Re: [AMBER] small energy jump when restoring a simulation production

From: Fabian gmail <fabian.glaser.gmail.com>
Date: Tue, 27 Oct 2015 18:42:13 +0200

Does the list accept images?

I attached it several times…..

I will send it to your personal mail too,

Thanks a lot to everybody for the answers.

Fabian







Dr. Fabian Glaser
Head of the Structural Bioinformatics section

Bioinformatics Knowledge Unit - BKU
The Lorry I. Lokey Interdisciplinary Center for Life Sciences and Engineering
Technion - Israel Institute of Technology, Haifa 32000, ISRAEL

fglaser at technion dot ac dot il
Tel: +972 4 8293701
http://bku.technion.ac.il


> On 27 Oct 2015, at 6:39 PM, Jason Swails <jason.swails.gmail.com> wrote:
>
> I still do not see an image...

== Given material ==
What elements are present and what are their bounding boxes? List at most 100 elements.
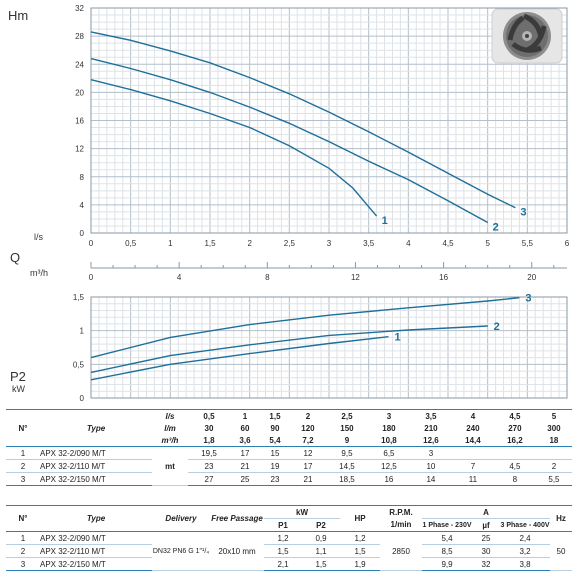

== Exercise instructions ==
1. What is the subject line of the mailing list message about the AMBER simulation?
2. Continue the mailing list message about the energy jump in an AMBER simulation from the point where it stops.

== Exercise answers ==
1. The subject line is "Re: [AMBER] small energy jump when restoring a simulation production."

2.
>
> On Tue, Oct 27, 2015 at 12:10 PM, Fabian gmail <fabian.glaser.gmail.com <mailto:fabian.glaser.gmail.com>>
> wrote:
>
>> Yeah I know, but still there is a qualitatively jump that stays stable for
>> each different 5ns simulation, I attach a figure hope you can see it.
>> Carlos Simmerling explained me what you say that there is jump in time, and
>> restarting I understand also produces some "instantaneous jump in the
>> restraint energy, which changes the forces and the simulation adjusts to a
>> new average structure with different energy” in Carlos words.
>>
>> But still it puzzled me a little, here is the jump please notice it gets
>> smaller and smaller with simulation time…. but there is a jump specially
>> after 5ns and 10 ns, there it gets much better.
>>
>
> ​Restraints with constant pressure are a little weird. To implement
> constant pressure, what sander/pmemd does is scale the molecule positions
> slightly (either bringing all of them closer to the center of the box or
> farther away, depending on whether the pressure needs to be decreased or
> increased to match the external barostat, respectively).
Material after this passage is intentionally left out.